* [Your objective] Rewrite the material below, replacing "The Big Bang Theory" with "The Steady State Theory" everywhere and leaving everything else unchanged.

* [Data provided]
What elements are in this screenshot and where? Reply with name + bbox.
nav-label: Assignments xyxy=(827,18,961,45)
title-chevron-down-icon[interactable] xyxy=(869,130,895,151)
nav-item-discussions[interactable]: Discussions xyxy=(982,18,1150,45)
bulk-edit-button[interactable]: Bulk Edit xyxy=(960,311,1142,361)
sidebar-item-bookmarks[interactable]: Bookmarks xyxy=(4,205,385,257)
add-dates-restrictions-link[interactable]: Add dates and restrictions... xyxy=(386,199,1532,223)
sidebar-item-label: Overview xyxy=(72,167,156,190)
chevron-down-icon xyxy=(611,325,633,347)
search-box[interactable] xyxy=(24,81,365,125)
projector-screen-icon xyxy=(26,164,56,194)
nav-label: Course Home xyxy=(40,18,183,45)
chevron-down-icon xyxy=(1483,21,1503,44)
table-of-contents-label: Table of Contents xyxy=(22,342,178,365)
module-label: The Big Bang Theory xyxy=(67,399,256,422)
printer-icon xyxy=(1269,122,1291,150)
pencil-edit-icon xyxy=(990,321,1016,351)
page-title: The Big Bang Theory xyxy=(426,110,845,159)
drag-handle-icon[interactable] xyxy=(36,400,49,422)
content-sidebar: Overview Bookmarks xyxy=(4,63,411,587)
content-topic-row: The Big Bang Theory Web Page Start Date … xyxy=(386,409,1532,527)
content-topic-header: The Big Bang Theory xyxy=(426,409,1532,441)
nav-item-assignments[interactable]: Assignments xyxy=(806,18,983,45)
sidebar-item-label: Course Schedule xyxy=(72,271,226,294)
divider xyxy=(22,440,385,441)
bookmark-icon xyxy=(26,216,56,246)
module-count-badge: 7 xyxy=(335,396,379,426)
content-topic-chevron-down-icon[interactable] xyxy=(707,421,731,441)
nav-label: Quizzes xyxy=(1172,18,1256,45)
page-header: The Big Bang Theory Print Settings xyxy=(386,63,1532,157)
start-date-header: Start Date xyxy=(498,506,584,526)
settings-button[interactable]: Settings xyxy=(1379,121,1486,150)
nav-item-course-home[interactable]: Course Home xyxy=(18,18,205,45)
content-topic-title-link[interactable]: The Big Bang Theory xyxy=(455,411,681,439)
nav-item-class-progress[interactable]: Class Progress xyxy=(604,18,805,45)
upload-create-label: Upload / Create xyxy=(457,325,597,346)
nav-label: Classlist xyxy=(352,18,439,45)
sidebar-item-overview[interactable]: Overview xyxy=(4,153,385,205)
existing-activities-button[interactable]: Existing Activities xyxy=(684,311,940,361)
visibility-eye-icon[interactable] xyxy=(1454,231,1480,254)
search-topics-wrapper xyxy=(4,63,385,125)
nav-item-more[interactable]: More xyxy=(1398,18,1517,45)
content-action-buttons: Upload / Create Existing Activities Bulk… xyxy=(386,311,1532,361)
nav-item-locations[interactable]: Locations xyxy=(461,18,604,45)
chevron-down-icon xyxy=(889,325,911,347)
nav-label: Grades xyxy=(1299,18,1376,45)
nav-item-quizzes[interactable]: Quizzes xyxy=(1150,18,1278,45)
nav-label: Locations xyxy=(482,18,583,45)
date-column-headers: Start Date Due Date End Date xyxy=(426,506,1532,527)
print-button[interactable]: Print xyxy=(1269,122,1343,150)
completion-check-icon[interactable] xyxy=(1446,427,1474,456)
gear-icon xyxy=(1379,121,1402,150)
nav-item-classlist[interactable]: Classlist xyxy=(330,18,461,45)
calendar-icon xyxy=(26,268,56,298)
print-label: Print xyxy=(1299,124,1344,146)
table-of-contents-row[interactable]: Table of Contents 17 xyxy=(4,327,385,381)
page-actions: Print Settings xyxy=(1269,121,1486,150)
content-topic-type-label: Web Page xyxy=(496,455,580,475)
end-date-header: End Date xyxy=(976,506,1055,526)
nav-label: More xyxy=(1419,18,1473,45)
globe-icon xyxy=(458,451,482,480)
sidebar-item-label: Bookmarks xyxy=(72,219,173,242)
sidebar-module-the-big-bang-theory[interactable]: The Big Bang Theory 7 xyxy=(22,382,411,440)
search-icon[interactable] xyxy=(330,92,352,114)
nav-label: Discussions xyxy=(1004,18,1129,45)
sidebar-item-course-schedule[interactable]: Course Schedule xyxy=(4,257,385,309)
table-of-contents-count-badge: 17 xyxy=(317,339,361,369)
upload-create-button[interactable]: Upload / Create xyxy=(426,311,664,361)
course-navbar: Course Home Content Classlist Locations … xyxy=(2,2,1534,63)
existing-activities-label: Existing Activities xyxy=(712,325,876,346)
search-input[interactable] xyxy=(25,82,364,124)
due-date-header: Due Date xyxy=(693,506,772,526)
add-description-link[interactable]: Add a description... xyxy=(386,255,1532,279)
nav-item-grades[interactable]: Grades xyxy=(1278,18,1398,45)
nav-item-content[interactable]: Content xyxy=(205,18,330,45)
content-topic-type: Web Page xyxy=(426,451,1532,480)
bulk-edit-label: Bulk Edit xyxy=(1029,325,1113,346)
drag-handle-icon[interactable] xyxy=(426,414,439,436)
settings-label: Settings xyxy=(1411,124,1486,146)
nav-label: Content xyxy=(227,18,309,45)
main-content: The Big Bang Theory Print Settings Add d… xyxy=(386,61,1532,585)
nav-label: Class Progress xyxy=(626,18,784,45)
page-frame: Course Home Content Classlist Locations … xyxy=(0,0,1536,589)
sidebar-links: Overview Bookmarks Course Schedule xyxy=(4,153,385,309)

* [Solution to the exercise]
What elements are in this screenshot and where? Reply with name + bbox.
nav-label: Assignments xyxy=(827,18,961,45)
title-chevron-down-icon[interactable] xyxy=(869,130,895,151)
nav-item-discussions[interactable]: Discussions xyxy=(982,18,1150,45)
bulk-edit-button[interactable]: Bulk Edit xyxy=(960,311,1142,361)
sidebar-item-bookmarks[interactable]: Bookmarks xyxy=(4,205,385,257)
add-dates-restrictions-link[interactable]: Add dates and restrictions... xyxy=(386,199,1532,223)
sidebar-item-label: Overview xyxy=(72,167,156,190)
chevron-down-icon xyxy=(611,325,633,347)
search-box[interactable] xyxy=(24,81,365,125)
projector-screen-icon xyxy=(26,164,56,194)
nav-label: Course Home xyxy=(40,18,183,45)
chevron-down-icon xyxy=(1483,21,1503,44)
table-of-contents-label: Table of Contents xyxy=(22,342,178,365)
module-label: The Steady State Theory xyxy=(67,399,256,422)
printer-icon xyxy=(1269,122,1291,150)
pencil-edit-icon xyxy=(990,321,1016,351)
page-title: The Steady State Theory xyxy=(426,110,845,159)
drag-handle-icon[interactable] xyxy=(36,400,49,422)
content-sidebar: Overview Bookmarks xyxy=(4,63,411,587)
content-topic-row: The Steady State Theory Web Page Start Date … xyxy=(386,409,1532,527)
content-topic-header: The Steady State Theory xyxy=(426,409,1532,441)
nav-item-assignments[interactable]: Assignments xyxy=(806,18,983,45)
sidebar-item-label: Course Schedule xyxy=(72,271,226,294)
divider xyxy=(22,440,385,441)
bookmark-icon xyxy=(26,216,56,246)
module-count-badge: 7 xyxy=(335,396,379,426)
content-topic-chevron-down-icon[interactable] xyxy=(707,421,731,441)
nav-label: Quizzes xyxy=(1172,18,1256,45)
page-header: The Steady State Theory Print Settings xyxy=(386,63,1532,157)
start-date-header: Start Date xyxy=(498,506,584,526)
settings-button[interactable]: Settings xyxy=(1379,121,1486,150)
nav-item-course-home[interactable]: Course Home xyxy=(18,18,205,45)
content-topic-title-link[interactable]: The Steady State Theory xyxy=(455,411,681,439)
nav-item-class-progress[interactable]: Class Progress xyxy=(604,18,805,45)
upload-create-label: Upload / Create xyxy=(457,325,597,346)
nav-label: Classlist xyxy=(352,18,439,45)
sidebar-item-overview[interactable]: Overview xyxy=(4,153,385,205)
existing-activities-button[interactable]: Existing Activities xyxy=(684,311,940,361)
visibility-eye-icon[interactable] xyxy=(1454,231,1480,254)
search-topics-wrapper xyxy=(4,63,385,125)
nav-item-more[interactable]: More xyxy=(1398,18,1517,45)
content-action-buttons: Upload / Create Existing Activities Bulk… xyxy=(386,311,1532,361)
nav-item-locations[interactable]: Locations xyxy=(461,18,604,45)
chevron-down-icon xyxy=(889,325,911,347)
nav-label: Grades xyxy=(1299,18,1376,45)
nav-item-quizzes[interactable]: Quizzes xyxy=(1150,18,1278,45)
nav-label: Locations xyxy=(482,18,583,45)
date-column-headers: Start Date Due Date End Date xyxy=(426,506,1532,527)
print-button[interactable]: Print xyxy=(1269,122,1343,150)
completion-check-icon[interactable] xyxy=(1446,427,1474,456)
gear-icon xyxy=(1379,121,1402,150)
nav-item-classlist[interactable]: Classlist xyxy=(330,18,461,45)
calendar-icon xyxy=(26,268,56,298)
print-label: Print xyxy=(1299,124,1344,146)
table-of-contents-row[interactable]: Table of Contents 17 xyxy=(4,327,385,381)
page-actions: Print Settings xyxy=(1269,121,1486,150)
content-topic-type-label: Web Page xyxy=(496,455,580,475)
end-date-header: End Date xyxy=(976,506,1055,526)
nav-label: More xyxy=(1419,18,1473,45)
globe-icon xyxy=(458,451,482,480)
sidebar-item-label: Bookmarks xyxy=(72,219,173,242)
sidebar-module-the-big-bang-theory[interactable]: The Steady State Theory 7 xyxy=(22,382,411,440)
search-icon[interactable] xyxy=(330,92,352,114)
nav-label: Discussions xyxy=(1004,18,1129,45)
sidebar-item-course-schedule[interactable]: Course Schedule xyxy=(4,257,385,309)
table-of-contents-count-badge: 17 xyxy=(317,339,361,369)
upload-create-button[interactable]: Upload / Create xyxy=(426,311,664,361)
course-navbar: Course Home Content Classlist Locations … xyxy=(2,2,1534,63)
existing-activities-label: Existing Activities xyxy=(712,325,876,346)
search-input[interactable] xyxy=(25,82,364,124)
due-date-header: Due Date xyxy=(693,506,772,526)
add-description-link[interactable]: Add a description... xyxy=(386,255,1532,279)
nav-item-grades[interactable]: Grades xyxy=(1278,18,1398,45)
nav-item-content[interactable]: Content xyxy=(205,18,330,45)
content-topic-type: Web Page xyxy=(426,451,1532,480)
bulk-edit-label: Bulk Edit xyxy=(1029,325,1113,346)
drag-handle-icon[interactable] xyxy=(426,414,439,436)
settings-label: Settings xyxy=(1411,124,1486,146)
nav-label: Content xyxy=(227,18,309,45)
main-content: The Steady State Theory Print Settings Add d… xyxy=(386,61,1532,585)
nav-label: Class Progress xyxy=(626,18,784,45)
page-frame: Course Home Content Classlist Locations … xyxy=(0,0,1536,589)
sidebar-links: Overview Bookmarks Course Schedule xyxy=(4,153,385,309)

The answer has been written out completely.